Instructions to follow
Copy every entry exactly as given, minus the images.

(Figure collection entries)
▬▬▬

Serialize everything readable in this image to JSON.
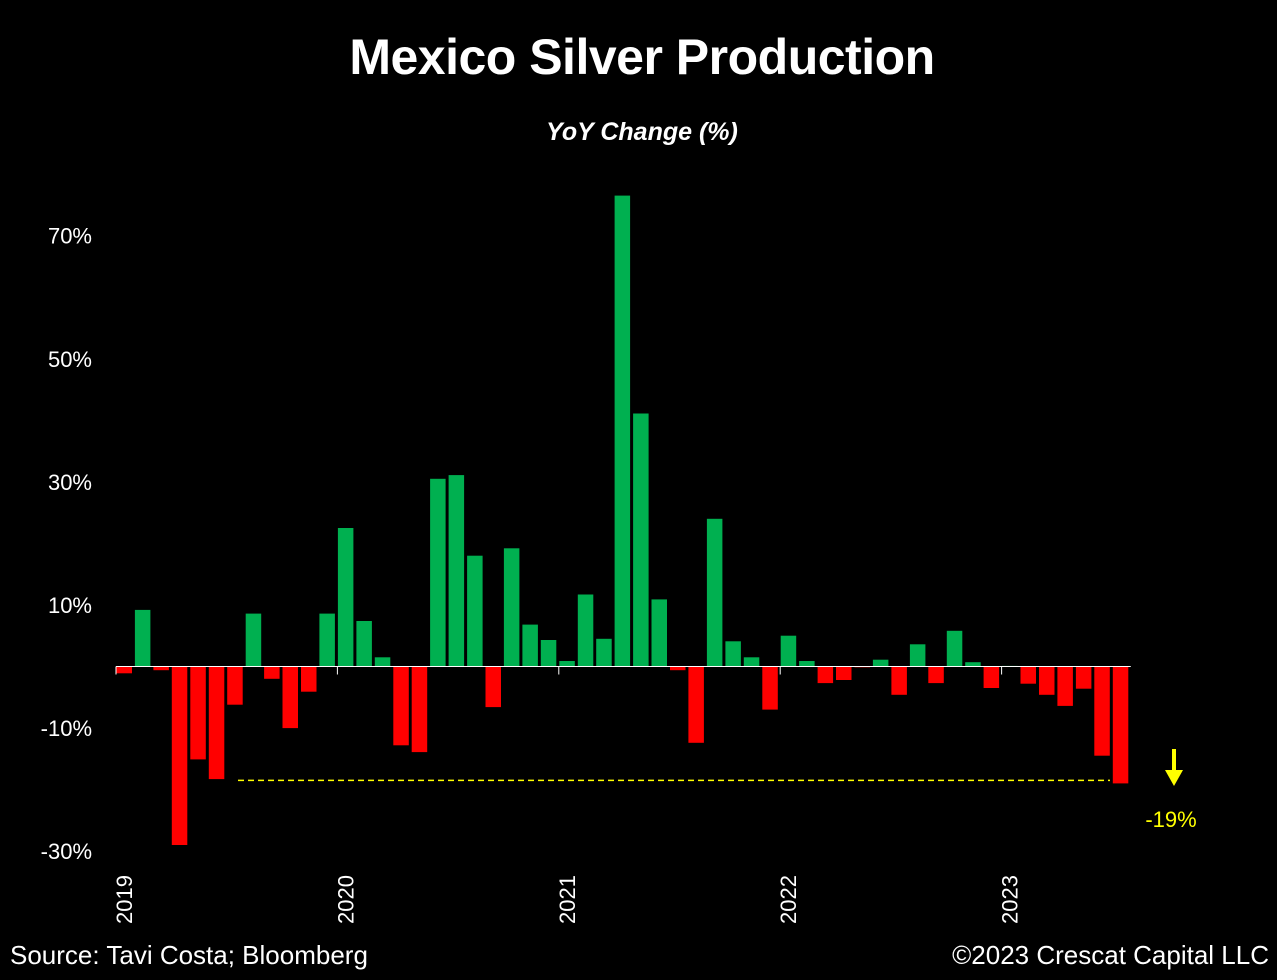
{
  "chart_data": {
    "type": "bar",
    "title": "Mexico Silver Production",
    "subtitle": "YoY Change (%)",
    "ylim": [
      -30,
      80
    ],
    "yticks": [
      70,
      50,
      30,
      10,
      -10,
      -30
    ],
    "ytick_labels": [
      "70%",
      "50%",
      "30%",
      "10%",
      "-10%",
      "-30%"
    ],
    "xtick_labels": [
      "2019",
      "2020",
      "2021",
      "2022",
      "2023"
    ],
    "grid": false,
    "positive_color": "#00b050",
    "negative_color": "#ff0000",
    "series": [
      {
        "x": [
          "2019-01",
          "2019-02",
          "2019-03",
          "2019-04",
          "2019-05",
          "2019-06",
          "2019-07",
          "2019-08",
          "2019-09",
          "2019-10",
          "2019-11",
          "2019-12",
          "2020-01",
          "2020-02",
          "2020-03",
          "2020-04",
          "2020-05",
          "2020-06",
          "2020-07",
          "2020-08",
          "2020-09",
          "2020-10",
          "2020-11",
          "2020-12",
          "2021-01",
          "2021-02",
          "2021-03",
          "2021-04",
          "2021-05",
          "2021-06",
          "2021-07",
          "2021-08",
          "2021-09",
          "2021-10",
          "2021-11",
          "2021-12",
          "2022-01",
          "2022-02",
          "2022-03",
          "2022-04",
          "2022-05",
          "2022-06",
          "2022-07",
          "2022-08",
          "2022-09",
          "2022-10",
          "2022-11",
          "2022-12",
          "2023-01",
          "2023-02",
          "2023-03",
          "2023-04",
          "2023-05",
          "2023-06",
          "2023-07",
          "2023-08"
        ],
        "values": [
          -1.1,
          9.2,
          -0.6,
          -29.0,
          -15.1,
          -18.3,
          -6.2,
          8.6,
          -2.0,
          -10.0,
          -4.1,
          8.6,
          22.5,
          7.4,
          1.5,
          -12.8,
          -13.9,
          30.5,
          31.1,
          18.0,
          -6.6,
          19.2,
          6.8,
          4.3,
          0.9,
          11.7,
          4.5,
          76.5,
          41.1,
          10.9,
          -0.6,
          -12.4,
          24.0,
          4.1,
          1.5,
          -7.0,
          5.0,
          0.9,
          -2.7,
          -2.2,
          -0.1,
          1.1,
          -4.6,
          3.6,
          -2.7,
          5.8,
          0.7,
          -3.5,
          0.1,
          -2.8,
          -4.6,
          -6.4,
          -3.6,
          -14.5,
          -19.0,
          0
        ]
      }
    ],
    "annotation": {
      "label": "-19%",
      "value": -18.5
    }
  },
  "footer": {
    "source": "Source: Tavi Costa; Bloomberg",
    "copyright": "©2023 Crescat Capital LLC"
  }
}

▬▬▬

Result below
Serialize everything readable in this image to JSON.
{
  "chart_data": {
    "type": "bar",
    "title": "Mexico Silver Production",
    "subtitle": "YoY Change (%)",
    "ylim": [
      -30,
      80
    ],
    "yticks": [
      70,
      50,
      30,
      10,
      -10,
      -30
    ],
    "ytick_labels": [
      "70%",
      "50%",
      "30%",
      "10%",
      "-10%",
      "-30%"
    ],
    "xtick_labels": [
      "2019",
      "2020",
      "2021",
      "2022",
      "2023"
    ],
    "grid": false,
    "positive_color": "#00b050",
    "negative_color": "#ff0000",
    "series": [
      {
        "x": [
          "2019-01",
          "2019-02",
          "2019-03",
          "2019-04",
          "2019-05",
          "2019-06",
          "2019-07",
          "2019-08",
          "2019-09",
          "2019-10",
          "2019-11",
          "2019-12",
          "2020-01",
          "2020-02",
          "2020-03",
          "2020-04",
          "2020-05",
          "2020-06",
          "2020-07",
          "2020-08",
          "2020-09",
          "2020-10",
          "2020-11",
          "2020-12",
          "2021-01",
          "2021-02",
          "2021-03",
          "2021-04",
          "2021-05",
          "2021-06",
          "2021-07",
          "2021-08",
          "2021-09",
          "2021-10",
          "2021-11",
          "2021-12",
          "2022-01",
          "2022-02",
          "2022-03",
          "2022-04",
          "2022-05",
          "2022-06",
          "2022-07",
          "2022-08",
          "2022-09",
          "2022-10",
          "2022-11",
          "2022-12",
          "2023-01",
          "2023-02",
          "2023-03",
          "2023-04",
          "2023-05",
          "2023-06",
          "2023-07",
          "2023-08"
        ],
        "values": [
          -1.1,
          9.2,
          -0.6,
          -29.0,
          -15.1,
          -18.3,
          -6.2,
          8.6,
          -2.0,
          -10.0,
          -4.1,
          8.6,
          22.5,
          7.4,
          1.5,
          -12.8,
          -13.9,
          30.5,
          31.1,
          18.0,
          -6.6,
          19.2,
          6.8,
          4.3,
          0.9,
          11.7,
          4.5,
          76.5,
          41.1,
          10.9,
          -0.6,
          -12.4,
          24.0,
          4.1,
          1.5,
          -7.0,
          5.0,
          0.9,
          -2.7,
          -2.2,
          -0.1,
          1.1,
          -4.6,
          3.6,
          -2.7,
          5.8,
          0.7,
          -3.5,
          0.1,
          -2.8,
          -4.6,
          -6.4,
          -3.6,
          -14.5,
          -19.0,
          0
        ]
      }
    ],
    "annotation": {
      "label": "-19%",
      "value": -18.5
    }
  },
  "footer": {
    "source": "Source: Tavi Costa; Bloomberg",
    "copyright": "©2023 Crescat Capital LLC"
  }
}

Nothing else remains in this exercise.